• **Directions for this task**
Print all the entries verbatim.

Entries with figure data
[start]

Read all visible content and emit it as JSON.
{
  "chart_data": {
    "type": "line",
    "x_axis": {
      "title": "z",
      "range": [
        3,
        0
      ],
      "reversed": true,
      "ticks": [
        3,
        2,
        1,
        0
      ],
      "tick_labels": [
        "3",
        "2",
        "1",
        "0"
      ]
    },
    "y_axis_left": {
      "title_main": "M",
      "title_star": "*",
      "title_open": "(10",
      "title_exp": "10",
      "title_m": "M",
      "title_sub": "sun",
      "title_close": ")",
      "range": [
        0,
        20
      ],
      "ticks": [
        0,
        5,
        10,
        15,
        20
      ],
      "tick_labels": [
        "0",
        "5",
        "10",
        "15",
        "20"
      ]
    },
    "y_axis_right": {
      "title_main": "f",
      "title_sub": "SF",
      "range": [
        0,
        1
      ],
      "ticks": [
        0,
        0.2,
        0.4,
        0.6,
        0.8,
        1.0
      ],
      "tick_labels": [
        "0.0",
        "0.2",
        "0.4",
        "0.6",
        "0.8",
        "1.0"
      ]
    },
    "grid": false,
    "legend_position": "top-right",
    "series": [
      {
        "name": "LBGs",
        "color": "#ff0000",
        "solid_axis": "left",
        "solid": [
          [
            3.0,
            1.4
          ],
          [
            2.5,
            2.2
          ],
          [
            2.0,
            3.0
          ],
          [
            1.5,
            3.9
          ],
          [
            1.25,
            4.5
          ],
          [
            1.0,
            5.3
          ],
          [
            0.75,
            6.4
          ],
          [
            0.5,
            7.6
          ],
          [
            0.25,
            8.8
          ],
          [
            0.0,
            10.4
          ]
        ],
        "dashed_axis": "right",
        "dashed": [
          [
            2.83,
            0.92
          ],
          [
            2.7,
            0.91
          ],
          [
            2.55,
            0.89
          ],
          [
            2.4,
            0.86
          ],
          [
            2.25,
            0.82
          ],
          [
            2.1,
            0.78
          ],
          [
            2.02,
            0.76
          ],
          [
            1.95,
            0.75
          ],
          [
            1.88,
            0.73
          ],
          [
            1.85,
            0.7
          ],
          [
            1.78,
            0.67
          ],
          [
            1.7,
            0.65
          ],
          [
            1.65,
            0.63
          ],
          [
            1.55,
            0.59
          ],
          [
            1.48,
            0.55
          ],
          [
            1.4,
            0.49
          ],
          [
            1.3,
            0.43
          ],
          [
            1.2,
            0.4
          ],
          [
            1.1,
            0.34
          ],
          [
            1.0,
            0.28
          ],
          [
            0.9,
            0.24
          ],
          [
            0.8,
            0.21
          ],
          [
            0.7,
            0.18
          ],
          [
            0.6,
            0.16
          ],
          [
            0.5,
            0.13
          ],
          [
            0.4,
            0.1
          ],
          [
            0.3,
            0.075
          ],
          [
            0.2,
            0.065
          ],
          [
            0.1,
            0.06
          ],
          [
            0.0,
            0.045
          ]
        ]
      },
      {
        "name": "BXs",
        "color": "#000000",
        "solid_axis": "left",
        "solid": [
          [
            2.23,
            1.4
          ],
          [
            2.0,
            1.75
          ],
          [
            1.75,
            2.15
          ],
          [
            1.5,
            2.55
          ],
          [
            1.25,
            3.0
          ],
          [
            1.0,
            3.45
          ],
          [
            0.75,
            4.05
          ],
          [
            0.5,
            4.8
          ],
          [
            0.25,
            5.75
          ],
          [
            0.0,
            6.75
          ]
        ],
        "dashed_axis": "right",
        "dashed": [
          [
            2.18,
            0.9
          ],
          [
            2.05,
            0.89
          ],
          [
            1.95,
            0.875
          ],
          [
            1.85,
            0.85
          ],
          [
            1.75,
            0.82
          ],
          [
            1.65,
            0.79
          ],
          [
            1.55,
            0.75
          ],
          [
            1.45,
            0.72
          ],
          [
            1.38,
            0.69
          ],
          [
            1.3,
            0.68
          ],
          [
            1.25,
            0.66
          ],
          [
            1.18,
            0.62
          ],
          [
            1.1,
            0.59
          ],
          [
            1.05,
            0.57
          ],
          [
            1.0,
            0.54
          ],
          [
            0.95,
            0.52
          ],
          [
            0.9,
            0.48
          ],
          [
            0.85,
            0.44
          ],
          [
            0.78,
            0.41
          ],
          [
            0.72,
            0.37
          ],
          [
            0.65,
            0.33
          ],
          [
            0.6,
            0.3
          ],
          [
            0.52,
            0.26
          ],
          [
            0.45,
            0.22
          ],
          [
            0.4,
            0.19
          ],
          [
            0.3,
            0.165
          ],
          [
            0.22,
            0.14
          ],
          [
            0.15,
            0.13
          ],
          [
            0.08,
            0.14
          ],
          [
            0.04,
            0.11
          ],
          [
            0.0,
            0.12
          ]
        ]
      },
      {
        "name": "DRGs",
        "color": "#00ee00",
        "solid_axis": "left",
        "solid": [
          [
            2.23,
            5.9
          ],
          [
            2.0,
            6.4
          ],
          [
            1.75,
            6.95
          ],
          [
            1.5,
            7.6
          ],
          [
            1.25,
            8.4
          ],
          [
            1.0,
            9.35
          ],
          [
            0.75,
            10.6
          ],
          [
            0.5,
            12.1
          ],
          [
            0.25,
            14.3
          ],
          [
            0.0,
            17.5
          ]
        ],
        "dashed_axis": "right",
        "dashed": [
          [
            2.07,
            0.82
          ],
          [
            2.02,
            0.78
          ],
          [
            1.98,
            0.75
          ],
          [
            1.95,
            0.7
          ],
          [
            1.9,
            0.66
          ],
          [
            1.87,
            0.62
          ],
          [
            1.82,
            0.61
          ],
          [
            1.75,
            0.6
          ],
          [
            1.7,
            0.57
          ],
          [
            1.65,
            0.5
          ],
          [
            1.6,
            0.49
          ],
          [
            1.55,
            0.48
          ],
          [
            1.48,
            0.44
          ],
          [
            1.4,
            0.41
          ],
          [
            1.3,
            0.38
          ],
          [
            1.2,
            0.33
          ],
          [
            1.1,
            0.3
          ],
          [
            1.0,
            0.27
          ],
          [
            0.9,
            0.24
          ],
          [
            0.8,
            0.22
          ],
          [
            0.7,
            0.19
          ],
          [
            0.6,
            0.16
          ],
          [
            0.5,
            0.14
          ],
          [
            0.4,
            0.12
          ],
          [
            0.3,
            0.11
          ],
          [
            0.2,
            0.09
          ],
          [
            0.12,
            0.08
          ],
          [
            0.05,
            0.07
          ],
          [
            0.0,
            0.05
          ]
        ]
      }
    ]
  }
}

[end]

• **The response**
Read all visible content and emit it as JSON.
{
  "chart_data": {
    "type": "line",
    "x_axis": {
      "title": "z",
      "range": [
        3,
        0
      ],
      "reversed": true,
      "ticks": [
        3,
        2,
        1,
        0
      ],
      "tick_labels": [
        "3",
        "2",
        "1",
        "0"
      ]
    },
    "y_axis_left": {
      "title_main": "M",
      "title_star": "*",
      "title_open": "(10",
      "title_exp": "10",
      "title_m": "M",
      "title_sub": "sun",
      "title_close": ")",
      "range": [
        0,
        20
      ],
      "ticks": [
        0,
        5,
        10,
        15,
        20
      ],
      "tick_labels": [
        "0",
        "5",
        "10",
        "15",
        "20"
      ]
    },
    "y_axis_right": {
      "title_main": "f",
      "title_sub": "SF",
      "range": [
        0,
        1
      ],
      "ticks": [
        0,
        0.2,
        0.4,
        0.6,
        0.8,
        1.0
      ],
      "tick_labels": [
        "0.0",
        "0.2",
        "0.4",
        "0.6",
        "0.8",
        "1.0"
      ]
    },
    "grid": false,
    "legend_position": "top-right",
    "series": [
      {
        "name": "LBGs",
        "color": "#ff0000",
        "solid_axis": "left",
        "solid": [
          [
            3.0,
            1.4
          ],
          [
            2.5,
            2.2
          ],
          [
            2.0,
            3.0
          ],
          [
            1.5,
            3.9
          ],
          [
            1.25,
            4.5
          ],
          [
            1.0,
            5.3
          ],
          [
            0.75,
            6.4
          ],
          [
            0.5,
            7.6
          ],
          [
            0.25,
            8.8
          ],
          [
            0.0,
            10.4
          ]
        ],
        "dashed_axis": "right",
        "dashed": [
          [
            2.83,
            0.92
          ],
          [
            2.7,
            0.91
          ],
          [
            2.55,
            0.89
          ],
          [
            2.4,
            0.86
          ],
          [
            2.25,
            0.82
          ],
          [
            2.1,
            0.78
          ],
          [
            2.02,
            0.76
          ],
          [
            1.95,
            0.75
          ],
          [
            1.88,
            0.73
          ],
          [
            1.85,
            0.7
          ],
          [
            1.78,
            0.67
          ],
          [
            1.7,
            0.65
          ],
          [
            1.65,
            0.63
          ],
          [
            1.55,
            0.59
          ],
          [
            1.48,
            0.55
          ],
          [
            1.4,
            0.49
          ],
          [
            1.3,
            0.43
          ],
          [
            1.2,
            0.4
          ],
          [
            1.1,
            0.34
          ],
          [
            1.0,
            0.28
          ],
          [
            0.9,
            0.24
          ],
          [
            0.8,
            0.21
          ],
          [
            0.7,
            0.18
          ],
          [
            0.6,
            0.16
          ],
          [
            0.5,
            0.13
          ],
          [
            0.4,
            0.1
          ],
          [
            0.3,
            0.075
          ],
          [
            0.2,
            0.065
          ],
          [
            0.1,
            0.06
          ],
          [
            0.0,
            0.045
          ]
        ]
      },
      {
        "name": "BXs",
        "color": "#000000",
        "solid_axis": "left",
        "solid": [
          [
            2.23,
            1.4
          ],
          [
            2.0,
            1.75
          ],
          [
            1.75,
            2.15
          ],
          [
            1.5,
            2.55
          ],
          [
            1.25,
            3.0
          ],
          [
            1.0,
            3.45
          ],
          [
            0.75,
            4.05
          ],
          [
            0.5,
            4.8
          ],
          [
            0.25,
            5.75
          ],
          [
            0.0,
            6.75
          ]
        ],
        "dashed_axis": "right",
        "dashed": [
          [
            2.18,
            0.9
          ],
          [
            2.05,
            0.89
          ],
          [
            1.95,
            0.875
          ],
          [
            1.85,
            0.85
          ],
          [
            1.75,
            0.82
          ],
          [
            1.65,
            0.79
          ],
          [
            1.55,
            0.75
          ],
          [
            1.45,
            0.72
          ],
          [
            1.38,
            0.69
          ],
          [
            1.3,
            0.68
          ],
          [
            1.25,
            0.66
          ],
          [
            1.18,
            0.62
          ],
          [
            1.1,
            0.59
          ],
          [
            1.05,
            0.57
          ],
          [
            1.0,
            0.54
          ],
          [
            0.95,
            0.52
          ],
          [
            0.9,
            0.48
          ],
          [
            0.85,
            0.44
          ],
          [
            0.78,
            0.41
          ],
          [
            0.72,
            0.37
          ],
          [
            0.65,
            0.33
          ],
          [
            0.6,
            0.3
          ],
          [
            0.52,
            0.26
          ],
          [
            0.45,
            0.22
          ],
          [
            0.4,
            0.19
          ],
          [
            0.3,
            0.165
          ],
          [
            0.22,
            0.14
          ],
          [
            0.15,
            0.13
          ],
          [
            0.08,
            0.14
          ],
          [
            0.04,
            0.11
          ],
          [
            0.0,
            0.12
          ]
        ]
      },
      {
        "name": "DRGs",
        "color": "#00ee00",
        "solid_axis": "left",
        "solid": [
          [
            2.23,
            5.9
          ],
          [
            2.0,
            6.4
          ],
          [
            1.75,
            6.95
          ],
          [
            1.5,
            7.6
          ],
          [
            1.25,
            8.4
          ],
          [
            1.0,
            9.35
          ],
          [
            0.75,
            10.6
          ],
          [
            0.5,
            12.1
          ],
          [
            0.25,
            14.3
          ],
          [
            0.0,
            17.5
          ]
        ],
        "dashed_axis": "right",
        "dashed": [
          [
            2.07,
            0.82
          ],
          [
            2.02,
            0.78
          ],
          [
            1.98,
            0.75
          ],
          [
            1.95,
            0.7
          ],
          [
            1.9,
            0.66
          ],
          [
            1.87,
            0.62
          ],
          [
            1.82,
            0.61
          ],
          [
            1.75,
            0.6
          ],
          [
            1.7,
            0.57
          ],
          [
            1.65,
            0.5
          ],
          [
            1.6,
            0.49
          ],
          [
            1.55,
            0.48
          ],
          [
            1.48,
            0.44
          ],
          [
            1.4,
            0.41
          ],
          [
            1.3,
            0.38
          ],
          [
            1.2,
            0.33
          ],
          [
            1.1,
            0.3
          ],
          [
            1.0,
            0.27
          ],
          [
            0.9,
            0.24
          ],
          [
            0.8,
            0.22
          ],
          [
            0.7,
            0.19
          ],
          [
            0.6,
            0.16
          ],
          [
            0.5,
            0.14
          ],
          [
            0.4,
            0.12
          ],
          [
            0.3,
            0.11
          ],
          [
            0.2,
            0.09
          ],
          [
            0.12,
            0.08
          ],
          [
            0.05,
            0.07
          ],
          [
            0.0,
            0.05
          ]
        ]
      }
    ]
  }
}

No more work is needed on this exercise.